### Rows from a dataset
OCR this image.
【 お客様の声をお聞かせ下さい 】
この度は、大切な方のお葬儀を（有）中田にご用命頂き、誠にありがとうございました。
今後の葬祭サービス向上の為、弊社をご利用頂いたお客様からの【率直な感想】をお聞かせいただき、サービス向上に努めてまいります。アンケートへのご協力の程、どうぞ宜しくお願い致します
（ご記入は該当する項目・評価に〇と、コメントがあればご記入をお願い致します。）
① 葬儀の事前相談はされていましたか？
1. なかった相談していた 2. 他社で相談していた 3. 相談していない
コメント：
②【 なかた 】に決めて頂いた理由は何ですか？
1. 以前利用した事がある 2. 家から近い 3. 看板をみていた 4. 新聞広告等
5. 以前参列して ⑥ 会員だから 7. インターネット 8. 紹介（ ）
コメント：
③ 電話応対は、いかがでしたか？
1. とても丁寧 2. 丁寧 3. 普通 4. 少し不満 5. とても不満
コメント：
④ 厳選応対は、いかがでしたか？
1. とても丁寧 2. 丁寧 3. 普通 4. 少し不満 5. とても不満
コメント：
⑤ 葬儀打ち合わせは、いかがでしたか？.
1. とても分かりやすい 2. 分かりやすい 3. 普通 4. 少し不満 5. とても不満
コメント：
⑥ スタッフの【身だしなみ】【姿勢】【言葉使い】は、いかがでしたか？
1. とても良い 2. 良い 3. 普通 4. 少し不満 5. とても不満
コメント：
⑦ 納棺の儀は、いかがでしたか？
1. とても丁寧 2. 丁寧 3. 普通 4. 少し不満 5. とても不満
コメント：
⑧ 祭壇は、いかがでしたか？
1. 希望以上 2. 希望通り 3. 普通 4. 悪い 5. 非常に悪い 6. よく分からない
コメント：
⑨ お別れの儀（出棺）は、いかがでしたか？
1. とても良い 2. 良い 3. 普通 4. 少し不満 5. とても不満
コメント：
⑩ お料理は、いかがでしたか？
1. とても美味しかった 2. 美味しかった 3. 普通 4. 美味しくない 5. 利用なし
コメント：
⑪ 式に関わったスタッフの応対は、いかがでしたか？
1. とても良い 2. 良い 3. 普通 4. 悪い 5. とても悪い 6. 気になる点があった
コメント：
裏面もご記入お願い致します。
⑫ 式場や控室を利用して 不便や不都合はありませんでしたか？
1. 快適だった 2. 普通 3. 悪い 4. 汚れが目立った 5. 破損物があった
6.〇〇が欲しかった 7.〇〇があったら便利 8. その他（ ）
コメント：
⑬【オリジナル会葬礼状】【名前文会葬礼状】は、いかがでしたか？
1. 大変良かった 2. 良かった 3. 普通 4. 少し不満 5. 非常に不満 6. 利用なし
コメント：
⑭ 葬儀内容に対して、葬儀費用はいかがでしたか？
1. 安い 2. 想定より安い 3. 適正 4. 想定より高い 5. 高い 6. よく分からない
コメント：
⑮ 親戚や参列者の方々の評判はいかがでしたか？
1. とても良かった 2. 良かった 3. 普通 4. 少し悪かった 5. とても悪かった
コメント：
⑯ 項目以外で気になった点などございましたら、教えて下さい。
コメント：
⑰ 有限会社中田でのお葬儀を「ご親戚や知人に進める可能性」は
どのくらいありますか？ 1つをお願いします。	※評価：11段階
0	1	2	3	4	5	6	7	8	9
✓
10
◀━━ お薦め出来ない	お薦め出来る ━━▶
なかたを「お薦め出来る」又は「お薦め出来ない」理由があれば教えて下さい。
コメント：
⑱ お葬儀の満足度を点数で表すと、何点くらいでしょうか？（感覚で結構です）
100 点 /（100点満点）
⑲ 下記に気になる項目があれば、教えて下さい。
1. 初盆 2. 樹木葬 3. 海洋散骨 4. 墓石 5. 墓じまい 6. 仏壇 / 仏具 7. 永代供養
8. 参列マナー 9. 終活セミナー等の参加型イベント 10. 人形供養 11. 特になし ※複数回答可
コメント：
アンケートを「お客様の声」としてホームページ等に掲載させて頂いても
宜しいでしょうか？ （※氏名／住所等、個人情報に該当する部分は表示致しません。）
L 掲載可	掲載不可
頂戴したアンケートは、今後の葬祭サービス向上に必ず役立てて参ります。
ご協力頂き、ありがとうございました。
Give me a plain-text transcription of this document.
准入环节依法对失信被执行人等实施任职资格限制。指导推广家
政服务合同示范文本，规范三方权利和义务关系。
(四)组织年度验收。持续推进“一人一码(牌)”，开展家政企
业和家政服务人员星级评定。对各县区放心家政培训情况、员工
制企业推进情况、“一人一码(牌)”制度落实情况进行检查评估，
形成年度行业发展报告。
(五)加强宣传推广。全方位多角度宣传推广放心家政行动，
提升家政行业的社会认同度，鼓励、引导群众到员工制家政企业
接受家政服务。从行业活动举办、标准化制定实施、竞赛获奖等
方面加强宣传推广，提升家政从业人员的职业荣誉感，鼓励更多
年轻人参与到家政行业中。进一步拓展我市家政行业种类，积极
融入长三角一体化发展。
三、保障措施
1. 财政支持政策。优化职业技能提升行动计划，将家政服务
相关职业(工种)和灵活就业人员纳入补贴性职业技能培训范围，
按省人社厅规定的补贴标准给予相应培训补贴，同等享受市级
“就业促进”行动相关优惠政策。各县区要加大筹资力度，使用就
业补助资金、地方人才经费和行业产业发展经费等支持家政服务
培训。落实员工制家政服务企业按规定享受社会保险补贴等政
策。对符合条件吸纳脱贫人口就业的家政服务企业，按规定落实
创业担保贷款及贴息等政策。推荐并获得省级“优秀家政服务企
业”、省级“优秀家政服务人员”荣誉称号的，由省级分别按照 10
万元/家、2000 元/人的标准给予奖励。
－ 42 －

### GOAL
Set down, unchanged, the line that contains "Give me a plain-text" together with every later line in the records, through the last one.

### COMPLETED EXERCISE
Give me a plain-text transcription of this document.
准入环节依法对失信被执行人等实施任职资格限制。指导推广家
政服务合同示范文本，规范三方权利和义务关系。
(四)组织年度验收。持续推进“一人一码(牌)”，开展家政企
业和家政服务人员星级评定。对各县区放心家政培训情况、员工
制企业推进情况、“一人一码(牌)”制度落实情况进行检查评估，
形成年度行业发展报告。
(五)加强宣传推广。全方位多角度宣传推广放心家政行动，
提升家政行业的社会认同度，鼓励、引导群众到员工制家政企业
接受家政服务。从行业活动举办、标准化制定实施、竞赛获奖等
方面加强宣传推广，提升家政从业人员的职业荣誉感，鼓励更多
年轻人参与到家政行业中。进一步拓展我市家政行业种类，积极
融入长三角一体化发展。
三、保障措施
1. 财政支持政策。优化职业技能提升行动计划，将家政服务
相关职业(工种)和灵活就业人员纳入补贴性职业技能培训范围，
按省人社厅规定的补贴标准给予相应培训补贴，同等享受市级
“就业促进”行动相关优惠政策。各县区要加大筹资力度，使用就
业补助资金、地方人才经费和行业产业发展经费等支持家政服务
培训。落实员工制家政服务企业按规定享受社会保险补贴等政
策。对符合条件吸纳脱贫人口就业的家政服务企业，按规定落实
创业担保贷款及贴息等政策。推荐并获得省级“优秀家政服务企
业”、省级“优秀家政服务人员”荣誉称号的，由省级分别按照 10
万元/家、2000 元/人的标准给予奖励。
－ 42 －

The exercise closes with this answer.